WHAT YOU NEED TO DO:
Write out each record below exactly as it appears, with no pictures.

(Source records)
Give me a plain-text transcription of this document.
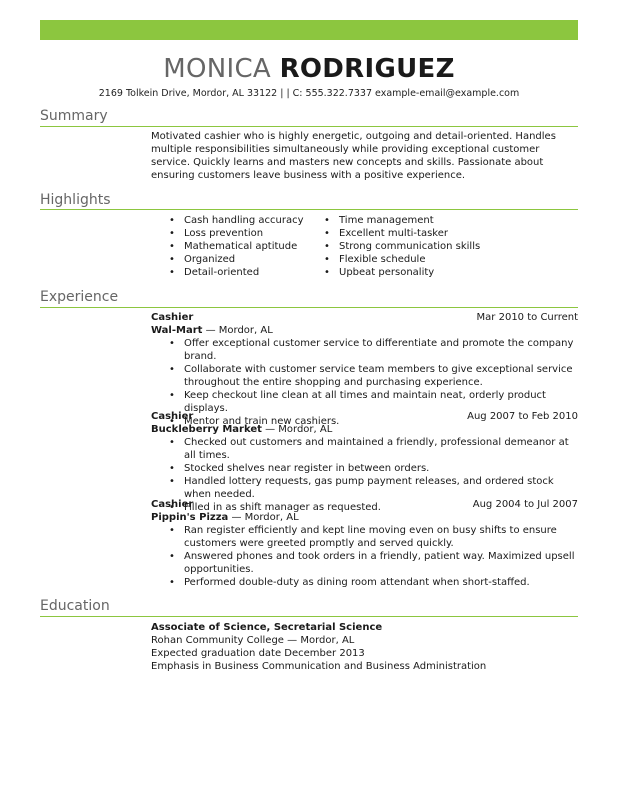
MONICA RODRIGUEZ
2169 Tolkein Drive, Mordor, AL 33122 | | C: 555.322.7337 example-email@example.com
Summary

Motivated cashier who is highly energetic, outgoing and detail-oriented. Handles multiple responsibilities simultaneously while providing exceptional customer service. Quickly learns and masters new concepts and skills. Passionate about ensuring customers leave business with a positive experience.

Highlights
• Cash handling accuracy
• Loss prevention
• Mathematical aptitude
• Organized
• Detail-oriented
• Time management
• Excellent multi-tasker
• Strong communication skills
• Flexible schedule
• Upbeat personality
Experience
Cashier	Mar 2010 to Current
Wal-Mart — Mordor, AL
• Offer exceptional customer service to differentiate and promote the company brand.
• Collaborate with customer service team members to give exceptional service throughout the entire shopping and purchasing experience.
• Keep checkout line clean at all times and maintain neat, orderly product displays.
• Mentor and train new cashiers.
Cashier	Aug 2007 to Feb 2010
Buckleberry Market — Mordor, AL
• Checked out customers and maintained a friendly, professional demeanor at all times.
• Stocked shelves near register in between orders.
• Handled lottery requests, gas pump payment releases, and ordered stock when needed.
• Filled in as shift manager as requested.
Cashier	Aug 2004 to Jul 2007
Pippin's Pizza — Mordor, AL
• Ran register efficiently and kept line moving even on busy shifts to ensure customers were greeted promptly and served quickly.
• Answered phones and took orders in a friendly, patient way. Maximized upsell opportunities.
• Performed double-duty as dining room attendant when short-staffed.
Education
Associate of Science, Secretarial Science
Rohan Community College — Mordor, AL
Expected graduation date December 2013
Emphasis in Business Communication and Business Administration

SOLUTION:
Give me a plain-text transcription of this document.
MONICA RODRIGUEZ
2169 Tolkein Drive, Mordor, AL 33122 | | C: 555.322.7337 example-email@example.com
Summary

Motivated cashier who is highly energetic, outgoing and detail-oriented. Handles multiple responsibilities simultaneously while providing exceptional customer service. Quickly learns and masters new concepts and skills. Passionate about ensuring customers leave business with a positive experience.

Highlights
• Cash handling accuracy
• Loss prevention
• Mathematical aptitude
• Organized
• Detail-oriented
• Time management
• Excellent multi-tasker
• Strong communication skills
• Flexible schedule
• Upbeat personality
Experience
Cashier	Mar 2010 to Current
Wal-Mart — Mordor, AL
• Offer exceptional customer service to differentiate and promote the company brand.
• Collaborate with customer service team members to give exceptional service throughout the entire shopping and purchasing experience.
• Keep checkout line clean at all times and maintain neat, orderly product displays.
• Mentor and train new cashiers.
Cashier	Aug 2007 to Feb 2010
Buckleberry Market — Mordor, AL
• Checked out customers and maintained a friendly, professional demeanor at all times.
• Stocked shelves near register in between orders.
• Handled lottery requests, gas pump payment releases, and ordered stock when needed.
• Filled in as shift manager as requested.
Cashier	Aug 2004 to Jul 2007
Pippin's Pizza — Mordor, AL
• Ran register efficiently and kept line moving even on busy shifts to ensure customers were greeted promptly and served quickly.
• Answered phones and took orders in a friendly, patient way. Maximized upsell opportunities.
• Performed double-duty as dining room attendant when short-staffed.
Education
Associate of Science, Secretarial Science
Rohan Community College — Mordor, AL
Expected graduation date December 2013
Emphasis in Business Communication and Business Administration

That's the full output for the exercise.